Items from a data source
○ ○ ○ ○ ○ ○ ○

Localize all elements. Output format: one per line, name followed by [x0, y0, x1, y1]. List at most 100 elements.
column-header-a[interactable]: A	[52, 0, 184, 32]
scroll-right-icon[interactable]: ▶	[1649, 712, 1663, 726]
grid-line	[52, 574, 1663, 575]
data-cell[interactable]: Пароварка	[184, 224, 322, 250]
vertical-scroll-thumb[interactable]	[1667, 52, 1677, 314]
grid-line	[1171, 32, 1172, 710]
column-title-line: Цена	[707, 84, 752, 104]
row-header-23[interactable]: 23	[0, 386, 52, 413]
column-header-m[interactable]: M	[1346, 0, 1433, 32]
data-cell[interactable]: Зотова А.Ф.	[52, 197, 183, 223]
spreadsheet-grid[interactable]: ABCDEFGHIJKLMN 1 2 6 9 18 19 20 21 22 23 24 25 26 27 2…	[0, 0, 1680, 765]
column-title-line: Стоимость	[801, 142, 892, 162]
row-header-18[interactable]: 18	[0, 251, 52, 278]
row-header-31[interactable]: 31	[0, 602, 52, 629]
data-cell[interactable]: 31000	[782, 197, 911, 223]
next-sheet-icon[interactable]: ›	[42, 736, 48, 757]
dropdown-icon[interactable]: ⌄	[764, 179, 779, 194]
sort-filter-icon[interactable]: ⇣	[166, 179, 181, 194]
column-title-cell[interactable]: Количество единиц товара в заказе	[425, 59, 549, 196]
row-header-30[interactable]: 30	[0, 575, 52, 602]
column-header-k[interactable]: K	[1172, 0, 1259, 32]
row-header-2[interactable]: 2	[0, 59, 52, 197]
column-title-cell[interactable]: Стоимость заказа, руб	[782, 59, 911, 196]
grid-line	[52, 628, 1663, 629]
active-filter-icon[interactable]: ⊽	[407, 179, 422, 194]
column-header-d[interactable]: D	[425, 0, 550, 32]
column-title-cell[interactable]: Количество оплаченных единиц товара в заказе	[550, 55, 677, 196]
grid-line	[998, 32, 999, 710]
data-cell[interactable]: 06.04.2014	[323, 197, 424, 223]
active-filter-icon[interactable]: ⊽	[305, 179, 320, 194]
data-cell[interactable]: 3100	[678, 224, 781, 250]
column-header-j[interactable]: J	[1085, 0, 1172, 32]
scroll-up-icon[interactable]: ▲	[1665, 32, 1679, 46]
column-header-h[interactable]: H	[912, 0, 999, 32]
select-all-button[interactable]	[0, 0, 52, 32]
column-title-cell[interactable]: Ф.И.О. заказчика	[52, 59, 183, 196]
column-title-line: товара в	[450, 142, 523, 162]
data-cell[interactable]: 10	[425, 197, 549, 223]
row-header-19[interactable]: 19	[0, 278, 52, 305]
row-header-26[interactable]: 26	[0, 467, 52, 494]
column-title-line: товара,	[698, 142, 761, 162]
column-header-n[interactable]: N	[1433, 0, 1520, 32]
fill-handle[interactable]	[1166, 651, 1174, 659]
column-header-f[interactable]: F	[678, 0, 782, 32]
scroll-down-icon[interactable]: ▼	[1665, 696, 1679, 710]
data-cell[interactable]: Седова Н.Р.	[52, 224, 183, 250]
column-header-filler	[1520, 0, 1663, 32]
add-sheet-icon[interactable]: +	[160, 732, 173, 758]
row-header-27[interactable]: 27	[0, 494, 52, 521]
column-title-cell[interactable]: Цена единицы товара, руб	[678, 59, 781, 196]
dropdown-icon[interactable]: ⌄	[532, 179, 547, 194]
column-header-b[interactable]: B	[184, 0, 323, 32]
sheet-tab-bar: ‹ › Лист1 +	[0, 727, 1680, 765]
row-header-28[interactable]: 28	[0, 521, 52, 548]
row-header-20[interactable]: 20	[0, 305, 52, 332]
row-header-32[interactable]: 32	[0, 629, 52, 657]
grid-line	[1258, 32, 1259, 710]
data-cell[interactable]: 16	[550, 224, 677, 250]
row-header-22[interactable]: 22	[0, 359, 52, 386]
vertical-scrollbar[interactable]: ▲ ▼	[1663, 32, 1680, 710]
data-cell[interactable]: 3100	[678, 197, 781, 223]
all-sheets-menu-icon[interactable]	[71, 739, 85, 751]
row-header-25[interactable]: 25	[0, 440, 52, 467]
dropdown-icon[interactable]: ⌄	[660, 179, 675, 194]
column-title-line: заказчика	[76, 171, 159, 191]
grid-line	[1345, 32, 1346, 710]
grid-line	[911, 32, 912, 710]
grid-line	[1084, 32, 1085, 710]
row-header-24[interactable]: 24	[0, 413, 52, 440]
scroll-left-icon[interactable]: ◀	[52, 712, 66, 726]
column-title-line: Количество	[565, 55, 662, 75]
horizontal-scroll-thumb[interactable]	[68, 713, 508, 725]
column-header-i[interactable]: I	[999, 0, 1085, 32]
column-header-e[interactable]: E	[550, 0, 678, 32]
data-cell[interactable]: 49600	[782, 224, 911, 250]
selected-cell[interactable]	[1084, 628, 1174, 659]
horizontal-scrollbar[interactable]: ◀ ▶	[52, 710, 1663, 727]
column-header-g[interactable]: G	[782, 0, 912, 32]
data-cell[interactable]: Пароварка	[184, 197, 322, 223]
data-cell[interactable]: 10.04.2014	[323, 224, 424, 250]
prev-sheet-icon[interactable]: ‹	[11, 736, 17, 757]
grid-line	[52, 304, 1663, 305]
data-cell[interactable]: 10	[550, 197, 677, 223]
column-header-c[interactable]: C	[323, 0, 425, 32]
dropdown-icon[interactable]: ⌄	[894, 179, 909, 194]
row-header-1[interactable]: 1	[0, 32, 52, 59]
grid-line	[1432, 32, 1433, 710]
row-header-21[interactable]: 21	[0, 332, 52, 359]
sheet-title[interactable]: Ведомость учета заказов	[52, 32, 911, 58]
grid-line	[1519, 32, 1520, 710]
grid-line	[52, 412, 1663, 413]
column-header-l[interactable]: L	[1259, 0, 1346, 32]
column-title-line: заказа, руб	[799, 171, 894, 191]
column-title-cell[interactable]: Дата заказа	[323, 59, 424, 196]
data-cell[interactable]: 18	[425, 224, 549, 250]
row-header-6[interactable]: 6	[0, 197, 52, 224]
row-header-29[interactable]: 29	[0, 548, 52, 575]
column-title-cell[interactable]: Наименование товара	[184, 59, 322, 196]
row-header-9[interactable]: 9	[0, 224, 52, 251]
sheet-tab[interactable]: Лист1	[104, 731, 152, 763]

○ ○ ○ ○ ○ ○ ○

= Instructions for the task =
Copy the lines of the entries above without any changes, from the first line through the line holding "197, 183, 223]", inclusive.

= Solution to this exercise =
Localize all elements. Output format: one per line, name followed by [x0, y0, x1, y1]. List at most 100 elements.
column-header-a[interactable]: A	[52, 0, 184, 32]
scroll-right-icon[interactable]: ▶	[1649, 712, 1663, 726]
grid-line	[52, 574, 1663, 575]
data-cell[interactable]: Пароварка	[184, 224, 322, 250]
vertical-scroll-thumb[interactable]	[1667, 52, 1677, 314]
grid-line	[1171, 32, 1172, 710]
column-title-line: Цена	[707, 84, 752, 104]
row-header-23[interactable]: 23	[0, 386, 52, 413]
column-header-m[interactable]: M	[1346, 0, 1433, 32]
data-cell[interactable]: Зотова А.Ф.	[52, 197, 183, 223]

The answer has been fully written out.